- _Task prompt_
Pictures stay out; everything else in the records below is copied exactly.

— begin —

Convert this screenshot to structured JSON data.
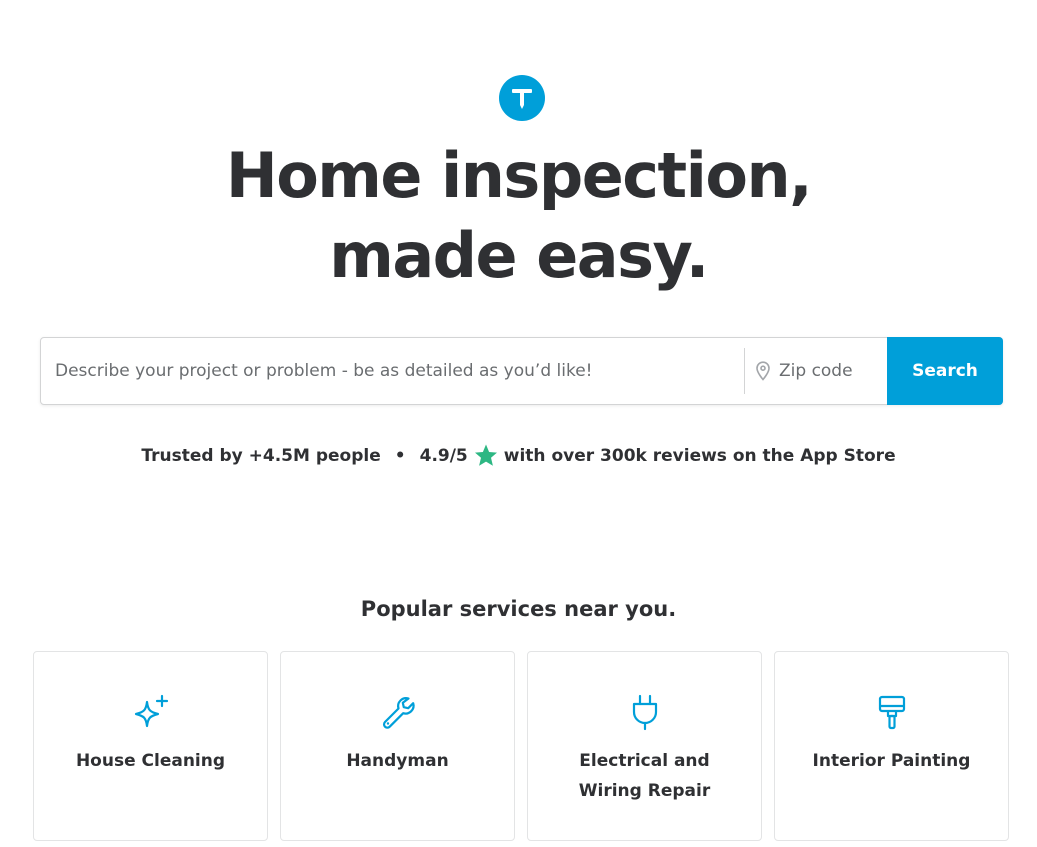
{
  "brand": {
    "logo_letter": "T",
    "accent": "#009fd9"
  },
  "hero": {
    "headline_line1": "Home inspection,",
    "headline_line2": "made easy."
  },
  "search": {
    "project_placeholder": "Describe your project or problem - be as detailed as you’d like!",
    "project_value": "",
    "zip_placeholder": "Zip code",
    "zip_value": "",
    "button_label": "Search"
  },
  "trust": {
    "people": "Trusted by +4.5M people",
    "separator": "•",
    "rating": "4.9/5",
    "rating_suffix": "with over 300k reviews on the App Store",
    "star_color": "#2db783"
  },
  "services": {
    "title": "Popular services near you.",
    "items": [
      {
        "label": "House Cleaning",
        "icon": "sparkle-icon"
      },
      {
        "label": "Handyman",
        "icon": "wrench-icon"
      },
      {
        "label": "Electrical and Wiring Repair",
        "icon": "plug-icon"
      },
      {
        "label": "Interior Painting",
        "icon": "paint-roller-icon"
      }
    ]
  }
}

— end —

- _In response_
Convert this screenshot to structured JSON data.
{
  "brand": {
    "logo_letter": "T",
    "accent": "#009fd9"
  },
  "hero": {
    "headline_line1": "Home inspection,",
    "headline_line2": "made easy."
  },
  "search": {
    "project_placeholder": "Describe your project or problem - be as detailed as you’d like!",
    "project_value": "",
    "zip_placeholder": "Zip code",
    "zip_value": "",
    "button_label": "Search"
  },
  "trust": {
    "people": "Trusted by +4.5M people",
    "separator": "•",
    "rating": "4.9/5",
    "rating_suffix": "with over 300k reviews on the App Store",
    "star_color": "#2db783"
  },
  "services": {
    "title": "Popular services near you.",
    "items": [
      {
        "label": "House Cleaning",
        "icon": "sparkle-icon"
      },
      {
        "label": "Handyman",
        "icon": "wrench-icon"
      },
      {
        "label": "Electrical and Wiring Repair",
        "icon": "plug-icon"
      },
      {
        "label": "Interior Painting",
        "icon": "paint-roller-icon"
      }
    ]
  }
}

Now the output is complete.